• **Document passage**

The leakage-aware safety gates are identical to the in-memory cleaner: ID columns are never imputed, the target column is never modified, free-text is never force-filled, and domain-sensitive outliers are not blindly removed.

Per-batch report fields

When a report comes from streaming mode, report.streaming (and the "streaming" key in report.to_dict()) carries:

Field Meaning
batch_id 1-based index of this batch
rows_in_batch / rows_seen_total rows in this batch / cumulative across the stream
batch_trust_score trust score of this cleaned batch (0-100)
rolling_trust_score row-weighted trust over the recent window
cumulative_trust_score row-weighted trust over the whole stream
schema_drift_detected whether drift was flagged for this batch
warmup_phase whether this batch was still in warmup
trust_gate_passed fail_under_trust result for this batch

Normal (non-streaming) CleanReports are unchanged — no streaming key is emitted, so existing serialization is fully backward compatible.

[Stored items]
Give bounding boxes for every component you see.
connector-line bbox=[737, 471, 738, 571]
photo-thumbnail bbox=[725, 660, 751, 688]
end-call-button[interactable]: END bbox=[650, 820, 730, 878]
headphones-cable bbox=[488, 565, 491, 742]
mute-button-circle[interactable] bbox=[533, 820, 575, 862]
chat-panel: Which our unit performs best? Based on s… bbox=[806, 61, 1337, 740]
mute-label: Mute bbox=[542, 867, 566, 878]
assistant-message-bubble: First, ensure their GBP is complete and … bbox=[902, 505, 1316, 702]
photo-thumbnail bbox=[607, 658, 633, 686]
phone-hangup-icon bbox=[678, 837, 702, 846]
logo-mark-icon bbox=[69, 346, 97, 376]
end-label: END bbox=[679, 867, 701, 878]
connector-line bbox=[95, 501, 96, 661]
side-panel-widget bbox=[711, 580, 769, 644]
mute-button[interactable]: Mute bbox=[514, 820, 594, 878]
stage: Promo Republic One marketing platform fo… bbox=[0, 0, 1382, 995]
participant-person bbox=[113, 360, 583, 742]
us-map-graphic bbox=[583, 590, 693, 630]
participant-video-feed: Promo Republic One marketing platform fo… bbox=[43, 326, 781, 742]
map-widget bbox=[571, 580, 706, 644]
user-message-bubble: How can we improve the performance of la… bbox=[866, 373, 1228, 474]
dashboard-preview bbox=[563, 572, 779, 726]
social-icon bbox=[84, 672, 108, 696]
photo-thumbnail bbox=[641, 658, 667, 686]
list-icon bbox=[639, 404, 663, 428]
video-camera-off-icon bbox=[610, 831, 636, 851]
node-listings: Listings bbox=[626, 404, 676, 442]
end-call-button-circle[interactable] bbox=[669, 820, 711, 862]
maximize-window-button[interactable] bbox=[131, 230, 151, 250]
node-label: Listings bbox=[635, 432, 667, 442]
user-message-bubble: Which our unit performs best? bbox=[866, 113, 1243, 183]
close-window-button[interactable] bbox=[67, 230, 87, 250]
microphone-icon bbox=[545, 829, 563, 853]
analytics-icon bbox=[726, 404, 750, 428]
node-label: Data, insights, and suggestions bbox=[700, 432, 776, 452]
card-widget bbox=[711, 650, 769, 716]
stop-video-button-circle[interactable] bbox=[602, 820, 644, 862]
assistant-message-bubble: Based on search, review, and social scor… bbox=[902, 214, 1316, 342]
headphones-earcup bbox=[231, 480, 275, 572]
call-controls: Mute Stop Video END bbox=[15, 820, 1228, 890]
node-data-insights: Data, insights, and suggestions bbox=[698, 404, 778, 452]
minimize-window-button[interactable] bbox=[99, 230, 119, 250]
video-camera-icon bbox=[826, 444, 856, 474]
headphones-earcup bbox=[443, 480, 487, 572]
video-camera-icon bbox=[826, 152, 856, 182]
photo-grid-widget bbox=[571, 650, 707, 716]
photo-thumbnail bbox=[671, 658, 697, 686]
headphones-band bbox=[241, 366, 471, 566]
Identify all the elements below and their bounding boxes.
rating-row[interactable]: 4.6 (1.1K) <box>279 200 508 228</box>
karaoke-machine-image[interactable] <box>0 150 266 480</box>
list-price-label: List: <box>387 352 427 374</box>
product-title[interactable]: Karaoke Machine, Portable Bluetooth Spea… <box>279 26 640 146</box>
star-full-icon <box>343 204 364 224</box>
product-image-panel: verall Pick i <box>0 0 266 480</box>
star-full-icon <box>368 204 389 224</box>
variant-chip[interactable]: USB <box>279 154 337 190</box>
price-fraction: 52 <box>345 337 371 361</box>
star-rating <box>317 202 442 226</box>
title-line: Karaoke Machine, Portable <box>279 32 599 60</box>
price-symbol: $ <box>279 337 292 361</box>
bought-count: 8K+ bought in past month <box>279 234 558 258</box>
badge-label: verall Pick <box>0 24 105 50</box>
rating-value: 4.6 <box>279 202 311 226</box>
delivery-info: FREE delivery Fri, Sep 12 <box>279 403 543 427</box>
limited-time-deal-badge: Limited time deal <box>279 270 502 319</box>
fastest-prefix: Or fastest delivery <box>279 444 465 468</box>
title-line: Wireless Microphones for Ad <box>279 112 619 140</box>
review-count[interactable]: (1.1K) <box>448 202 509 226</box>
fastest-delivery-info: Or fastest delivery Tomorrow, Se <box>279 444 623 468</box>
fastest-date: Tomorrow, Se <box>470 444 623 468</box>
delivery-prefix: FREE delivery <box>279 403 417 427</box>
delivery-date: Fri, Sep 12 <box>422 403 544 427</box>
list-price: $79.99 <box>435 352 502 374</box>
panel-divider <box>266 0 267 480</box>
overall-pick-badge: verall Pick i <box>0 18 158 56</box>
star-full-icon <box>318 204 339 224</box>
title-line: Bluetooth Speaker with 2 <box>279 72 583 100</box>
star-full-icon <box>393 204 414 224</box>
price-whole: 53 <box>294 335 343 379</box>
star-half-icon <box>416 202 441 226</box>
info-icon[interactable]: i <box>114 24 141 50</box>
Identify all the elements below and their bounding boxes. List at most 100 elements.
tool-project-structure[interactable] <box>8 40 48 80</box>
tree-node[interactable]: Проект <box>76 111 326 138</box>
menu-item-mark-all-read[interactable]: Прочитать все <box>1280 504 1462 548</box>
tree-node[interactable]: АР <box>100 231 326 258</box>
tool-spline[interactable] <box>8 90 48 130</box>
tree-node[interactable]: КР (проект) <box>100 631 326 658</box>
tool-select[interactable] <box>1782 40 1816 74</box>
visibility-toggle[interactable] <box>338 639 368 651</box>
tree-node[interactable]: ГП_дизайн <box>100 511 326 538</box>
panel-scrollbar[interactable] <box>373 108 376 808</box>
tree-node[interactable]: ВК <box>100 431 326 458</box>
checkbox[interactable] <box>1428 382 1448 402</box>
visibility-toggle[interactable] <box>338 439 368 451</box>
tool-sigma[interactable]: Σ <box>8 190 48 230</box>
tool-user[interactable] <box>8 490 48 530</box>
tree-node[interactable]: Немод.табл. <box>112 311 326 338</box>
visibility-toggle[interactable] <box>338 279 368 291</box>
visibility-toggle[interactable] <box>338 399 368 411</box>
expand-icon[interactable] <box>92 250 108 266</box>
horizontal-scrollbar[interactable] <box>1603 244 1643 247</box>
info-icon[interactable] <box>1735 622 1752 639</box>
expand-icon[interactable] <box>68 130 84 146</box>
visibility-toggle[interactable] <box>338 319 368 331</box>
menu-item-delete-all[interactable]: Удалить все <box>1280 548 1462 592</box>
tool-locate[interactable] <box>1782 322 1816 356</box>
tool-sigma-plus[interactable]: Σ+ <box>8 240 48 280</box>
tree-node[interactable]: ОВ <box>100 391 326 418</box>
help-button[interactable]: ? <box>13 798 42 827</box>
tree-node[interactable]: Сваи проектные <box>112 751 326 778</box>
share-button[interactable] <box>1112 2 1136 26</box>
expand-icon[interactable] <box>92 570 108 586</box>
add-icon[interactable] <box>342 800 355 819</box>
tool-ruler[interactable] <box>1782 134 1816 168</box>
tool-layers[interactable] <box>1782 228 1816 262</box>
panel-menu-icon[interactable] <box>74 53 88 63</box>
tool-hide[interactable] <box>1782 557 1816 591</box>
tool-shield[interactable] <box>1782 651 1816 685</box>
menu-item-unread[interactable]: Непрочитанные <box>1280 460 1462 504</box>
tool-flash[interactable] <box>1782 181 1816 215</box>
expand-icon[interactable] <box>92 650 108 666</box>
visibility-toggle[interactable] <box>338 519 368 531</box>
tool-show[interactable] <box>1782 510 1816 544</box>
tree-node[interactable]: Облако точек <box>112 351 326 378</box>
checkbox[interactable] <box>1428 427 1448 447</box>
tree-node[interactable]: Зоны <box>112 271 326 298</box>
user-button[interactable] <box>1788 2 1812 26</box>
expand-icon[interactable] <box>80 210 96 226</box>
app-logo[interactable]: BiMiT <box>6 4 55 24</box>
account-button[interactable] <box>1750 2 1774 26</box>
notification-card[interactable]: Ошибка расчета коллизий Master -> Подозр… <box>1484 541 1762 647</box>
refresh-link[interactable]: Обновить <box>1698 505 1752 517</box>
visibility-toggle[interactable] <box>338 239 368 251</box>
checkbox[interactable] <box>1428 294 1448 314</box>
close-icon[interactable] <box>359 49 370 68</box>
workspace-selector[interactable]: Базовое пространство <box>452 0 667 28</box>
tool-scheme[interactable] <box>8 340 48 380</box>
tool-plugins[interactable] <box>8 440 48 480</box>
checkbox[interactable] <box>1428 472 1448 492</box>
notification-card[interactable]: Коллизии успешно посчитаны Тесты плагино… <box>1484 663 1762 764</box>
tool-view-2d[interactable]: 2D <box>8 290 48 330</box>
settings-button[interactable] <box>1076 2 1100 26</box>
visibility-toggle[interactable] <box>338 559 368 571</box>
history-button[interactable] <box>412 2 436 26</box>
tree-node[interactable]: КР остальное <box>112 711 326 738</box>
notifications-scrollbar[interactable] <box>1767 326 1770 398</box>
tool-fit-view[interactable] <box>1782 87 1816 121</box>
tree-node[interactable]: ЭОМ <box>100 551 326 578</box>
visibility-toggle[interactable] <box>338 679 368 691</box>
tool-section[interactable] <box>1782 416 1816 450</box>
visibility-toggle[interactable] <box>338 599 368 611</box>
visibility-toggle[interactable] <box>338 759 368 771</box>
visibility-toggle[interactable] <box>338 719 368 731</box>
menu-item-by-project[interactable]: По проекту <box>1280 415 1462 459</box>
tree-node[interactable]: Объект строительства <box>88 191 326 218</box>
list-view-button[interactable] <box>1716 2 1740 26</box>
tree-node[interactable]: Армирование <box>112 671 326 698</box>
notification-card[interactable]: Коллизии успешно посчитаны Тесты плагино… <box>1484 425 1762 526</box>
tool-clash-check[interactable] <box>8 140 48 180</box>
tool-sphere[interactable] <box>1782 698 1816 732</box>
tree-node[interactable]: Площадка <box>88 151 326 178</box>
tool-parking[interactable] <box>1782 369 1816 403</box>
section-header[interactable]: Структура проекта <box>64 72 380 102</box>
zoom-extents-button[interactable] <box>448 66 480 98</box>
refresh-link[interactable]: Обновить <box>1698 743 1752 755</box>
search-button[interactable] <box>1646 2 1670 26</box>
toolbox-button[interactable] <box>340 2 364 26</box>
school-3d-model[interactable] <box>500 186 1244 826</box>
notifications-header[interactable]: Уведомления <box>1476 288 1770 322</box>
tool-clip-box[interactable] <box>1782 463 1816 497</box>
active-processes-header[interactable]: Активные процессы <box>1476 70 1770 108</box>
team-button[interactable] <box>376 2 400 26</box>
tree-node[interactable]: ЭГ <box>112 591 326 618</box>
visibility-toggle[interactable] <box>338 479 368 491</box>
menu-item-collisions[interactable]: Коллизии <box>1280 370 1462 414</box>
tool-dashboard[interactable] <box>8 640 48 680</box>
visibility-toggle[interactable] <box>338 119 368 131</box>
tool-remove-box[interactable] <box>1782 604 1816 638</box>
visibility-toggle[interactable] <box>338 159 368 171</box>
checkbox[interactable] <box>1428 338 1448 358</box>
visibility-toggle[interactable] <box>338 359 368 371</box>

• **Instructions**
**1.** Answer these questions from the passage on streaming-mode cleaning reports, not from the data:
(a) What is never done to the target column?
(b) What range does batch_trust_score fall in?
(c) Do normal (non-streaming) CleanReports emit a streaming key?
**2.** List every leakage-aware safety gate given in the passage on streaming-mode cleaning reports.
**3.** Carry on writing the passage on streaming-mode cleaning reports, beginning after its final sentence.

• **Results for the exercise**
**1.**
(a) It is never modified.
(b) 0-100.
(c) No.

**2.**
- ID columns are never imputed.
- The target column is never modified.
- Free-text is never force-filled.
- Domain-sensitive outliers are not blindly removed.

**3.**
Schema & distribution drift

Each batch is compared against the locked schema baseline and the running state, cheaply (no extra pass over history). Drift surfaces as both a drift Action and a warning:

  • a new column appears, or a baseline column disappears;
  • a column's dtype changes;
  • its missing ratio jumps sharply (drift_missing_jump);
  • its cardinality explodes (drift_cardinality_factor);
  • its numeric mean shifts past drift_zscore σ from the running mean.

Input formats

clean_batches accepts any iterable of:

  • pandas DataFrame;
  • PyArrow Table / RecordBatch (when pyarrow is installed) — also via cleaner.clean_arrow_batches(reader);
  • polars DataFrame / LazyFrame (when polars is installed).

Optional source connectors

These live behind extras so the base install stays dependency-free. If the dependency is missing, the helper raises a clear ImportError naming the extra.

pip install "freshdata-cleaner[kafka]"     # kafka-python
pip install "freshdata-cleaner[flight]"    # pyarrow with the flight module
for cleaned, report in cleaner.clean_kafka(
    topic="events", bootstrap_servers="localhost:9092",
    value_format="json", batch_size=10_000,
):
    ...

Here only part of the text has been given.